Information provided>
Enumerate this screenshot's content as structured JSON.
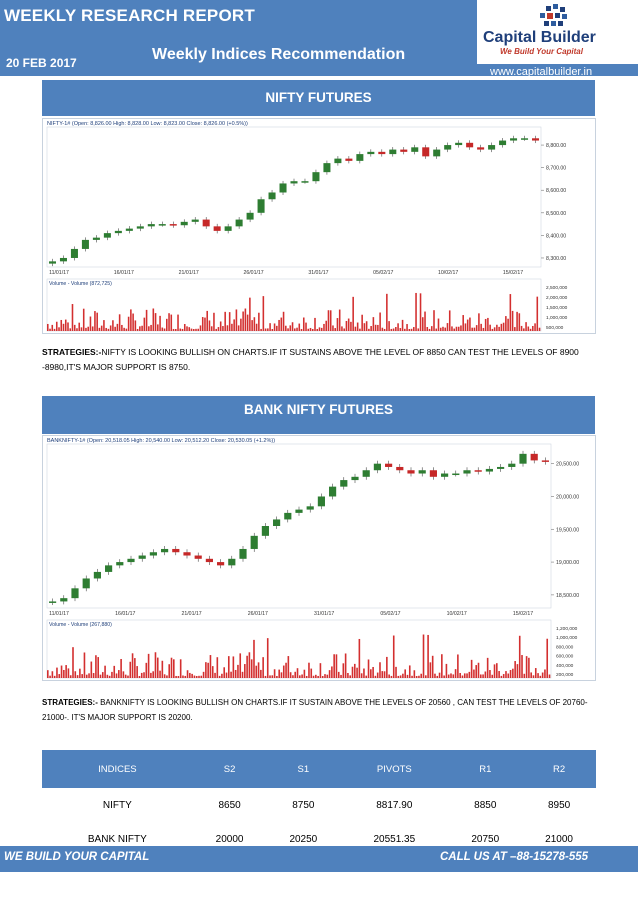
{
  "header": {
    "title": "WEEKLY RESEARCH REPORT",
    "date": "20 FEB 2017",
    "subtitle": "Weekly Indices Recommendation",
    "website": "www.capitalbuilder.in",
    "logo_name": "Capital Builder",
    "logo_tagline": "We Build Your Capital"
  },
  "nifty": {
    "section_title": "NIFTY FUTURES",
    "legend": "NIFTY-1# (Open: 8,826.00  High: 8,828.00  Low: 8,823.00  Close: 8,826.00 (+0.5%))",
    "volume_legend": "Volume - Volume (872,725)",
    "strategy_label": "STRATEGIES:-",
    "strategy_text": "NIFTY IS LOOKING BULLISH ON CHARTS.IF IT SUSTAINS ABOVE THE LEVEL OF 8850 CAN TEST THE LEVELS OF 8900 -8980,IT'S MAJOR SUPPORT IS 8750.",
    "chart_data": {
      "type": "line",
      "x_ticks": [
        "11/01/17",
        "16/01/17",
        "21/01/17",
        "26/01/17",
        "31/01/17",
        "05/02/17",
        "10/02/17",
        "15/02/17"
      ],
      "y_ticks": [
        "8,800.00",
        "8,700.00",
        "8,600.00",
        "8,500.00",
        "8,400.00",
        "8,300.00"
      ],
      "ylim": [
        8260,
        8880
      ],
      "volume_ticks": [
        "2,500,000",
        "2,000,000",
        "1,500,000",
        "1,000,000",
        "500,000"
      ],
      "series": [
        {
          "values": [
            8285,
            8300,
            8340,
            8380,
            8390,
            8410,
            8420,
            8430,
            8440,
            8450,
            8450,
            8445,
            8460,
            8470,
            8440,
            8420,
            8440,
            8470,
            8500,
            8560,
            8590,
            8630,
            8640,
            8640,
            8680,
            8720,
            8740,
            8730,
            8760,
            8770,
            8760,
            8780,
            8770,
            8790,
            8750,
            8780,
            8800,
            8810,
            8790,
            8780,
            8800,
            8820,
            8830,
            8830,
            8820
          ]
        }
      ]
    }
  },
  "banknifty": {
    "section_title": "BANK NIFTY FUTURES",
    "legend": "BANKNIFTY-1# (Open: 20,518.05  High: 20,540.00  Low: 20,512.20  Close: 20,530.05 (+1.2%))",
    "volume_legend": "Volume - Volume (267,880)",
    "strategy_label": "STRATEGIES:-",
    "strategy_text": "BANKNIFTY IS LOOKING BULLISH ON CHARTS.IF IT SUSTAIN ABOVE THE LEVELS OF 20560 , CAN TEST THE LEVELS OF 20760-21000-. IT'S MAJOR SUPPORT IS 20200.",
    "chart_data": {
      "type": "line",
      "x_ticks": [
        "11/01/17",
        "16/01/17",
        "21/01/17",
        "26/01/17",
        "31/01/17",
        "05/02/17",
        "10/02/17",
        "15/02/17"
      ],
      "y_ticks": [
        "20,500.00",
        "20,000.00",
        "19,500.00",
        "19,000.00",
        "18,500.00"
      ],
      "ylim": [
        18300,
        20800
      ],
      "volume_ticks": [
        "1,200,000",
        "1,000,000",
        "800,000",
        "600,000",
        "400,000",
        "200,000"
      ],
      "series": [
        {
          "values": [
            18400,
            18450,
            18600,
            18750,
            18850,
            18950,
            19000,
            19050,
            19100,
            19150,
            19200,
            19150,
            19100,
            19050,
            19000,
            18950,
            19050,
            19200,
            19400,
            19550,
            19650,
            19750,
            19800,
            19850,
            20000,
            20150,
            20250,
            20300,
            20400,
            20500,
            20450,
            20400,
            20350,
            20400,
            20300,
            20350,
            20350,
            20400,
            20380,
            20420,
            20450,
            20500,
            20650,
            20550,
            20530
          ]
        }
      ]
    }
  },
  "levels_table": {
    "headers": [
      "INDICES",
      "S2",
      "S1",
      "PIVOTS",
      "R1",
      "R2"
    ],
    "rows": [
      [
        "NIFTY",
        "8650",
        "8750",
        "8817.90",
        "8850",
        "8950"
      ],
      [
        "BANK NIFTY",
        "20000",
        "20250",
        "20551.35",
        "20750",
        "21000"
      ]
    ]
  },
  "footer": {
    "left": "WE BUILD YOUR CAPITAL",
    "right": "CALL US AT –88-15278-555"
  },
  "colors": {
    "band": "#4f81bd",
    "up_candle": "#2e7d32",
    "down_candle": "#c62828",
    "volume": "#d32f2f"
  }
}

Brief> Exclude the pictures. Write out the remaining data exactly.

Full solution>
Enumerate this screenshot's content as structured JSON.
{
  "header": {
    "title": "WEEKLY RESEARCH REPORT",
    "date": "20 FEB 2017",
    "subtitle": "Weekly Indices Recommendation",
    "website": "www.capitalbuilder.in",
    "logo_name": "Capital Builder",
    "logo_tagline": "We Build Your Capital"
  },
  "nifty": {
    "section_title": "NIFTY FUTURES",
    "legend": "NIFTY-1# (Open: 8,826.00  High: 8,828.00  Low: 8,823.00  Close: 8,826.00 (+0.5%))",
    "volume_legend": "Volume - Volume (872,725)",
    "strategy_label": "STRATEGIES:-",
    "strategy_text": "NIFTY IS LOOKING BULLISH ON CHARTS.IF IT SUSTAINS ABOVE THE LEVEL OF 8850 CAN TEST THE LEVELS OF 8900 -8980,IT'S MAJOR SUPPORT IS 8750.",
    "chart_data": {
      "type": "line",
      "x_ticks": [
        "11/01/17",
        "16/01/17",
        "21/01/17",
        "26/01/17",
        "31/01/17",
        "05/02/17",
        "10/02/17",
        "15/02/17"
      ],
      "y_ticks": [
        "8,800.00",
        "8,700.00",
        "8,600.00",
        "8,500.00",
        "8,400.00",
        "8,300.00"
      ],
      "ylim": [
        8260,
        8880
      ],
      "volume_ticks": [
        "2,500,000",
        "2,000,000",
        "1,500,000",
        "1,000,000",
        "500,000"
      ],
      "series": [
        {
          "values": [
            8285,
            8300,
            8340,
            8380,
            8390,
            8410,
            8420,
            8430,
            8440,
            8450,
            8450,
            8445,
            8460,
            8470,
            8440,
            8420,
            8440,
            8470,
            8500,
            8560,
            8590,
            8630,
            8640,
            8640,
            8680,
            8720,
            8740,
            8730,
            8760,
            8770,
            8760,
            8780,
            8770,
            8790,
            8750,
            8780,
            8800,
            8810,
            8790,
            8780,
            8800,
            8820,
            8830,
            8830,
            8820
          ]
        }
      ]
    }
  },
  "banknifty": {
    "section_title": "BANK NIFTY FUTURES",
    "legend": "BANKNIFTY-1# (Open: 20,518.05  High: 20,540.00  Low: 20,512.20  Close: 20,530.05 (+1.2%))",
    "volume_legend": "Volume - Volume (267,880)",
    "strategy_label": "STRATEGIES:-",
    "strategy_text": "BANKNIFTY IS LOOKING BULLISH ON CHARTS.IF IT SUSTAIN ABOVE THE LEVELS OF 20560 , CAN TEST THE LEVELS OF 20760-21000-. IT'S MAJOR SUPPORT IS 20200.",
    "chart_data": {
      "type": "line",
      "x_ticks": [
        "11/01/17",
        "16/01/17",
        "21/01/17",
        "26/01/17",
        "31/01/17",
        "05/02/17",
        "10/02/17",
        "15/02/17"
      ],
      "y_ticks": [
        "20,500.00",
        "20,000.00",
        "19,500.00",
        "19,000.00",
        "18,500.00"
      ],
      "ylim": [
        18300,
        20800
      ],
      "volume_ticks": [
        "1,200,000",
        "1,000,000",
        "800,000",
        "600,000",
        "400,000",
        "200,000"
      ],
      "series": [
        {
          "values": [
            18400,
            18450,
            18600,
            18750,
            18850,
            18950,
            19000,
            19050,
            19100,
            19150,
            19200,
            19150,
            19100,
            19050,
            19000,
            18950,
            19050,
            19200,
            19400,
            19550,
            19650,
            19750,
            19800,
            19850,
            20000,
            20150,
            20250,
            20300,
            20400,
            20500,
            20450,
            20400,
            20350,
            20400,
            20300,
            20350,
            20350,
            20400,
            20380,
            20420,
            20450,
            20500,
            20650,
            20550,
            20530
          ]
        }
      ]
    }
  },
  "levels_table": {
    "headers": [
      "INDICES",
      "S2",
      "S1",
      "PIVOTS",
      "R1",
      "R2"
    ],
    "rows": [
      [
        "NIFTY",
        "8650",
        "8750",
        "8817.90",
        "8850",
        "8950"
      ],
      [
        "BANK NIFTY",
        "20000",
        "20250",
        "20551.35",
        "20750",
        "21000"
      ]
    ]
  },
  "footer": {
    "left": "WE BUILD YOUR CAPITAL",
    "right": "CALL US AT –88-15278-555"
  },
  "colors": {
    "band": "#4f81bd",
    "up_candle": "#2e7d32",
    "down_candle": "#c62828",
    "volume": "#d32f2f"
  }
}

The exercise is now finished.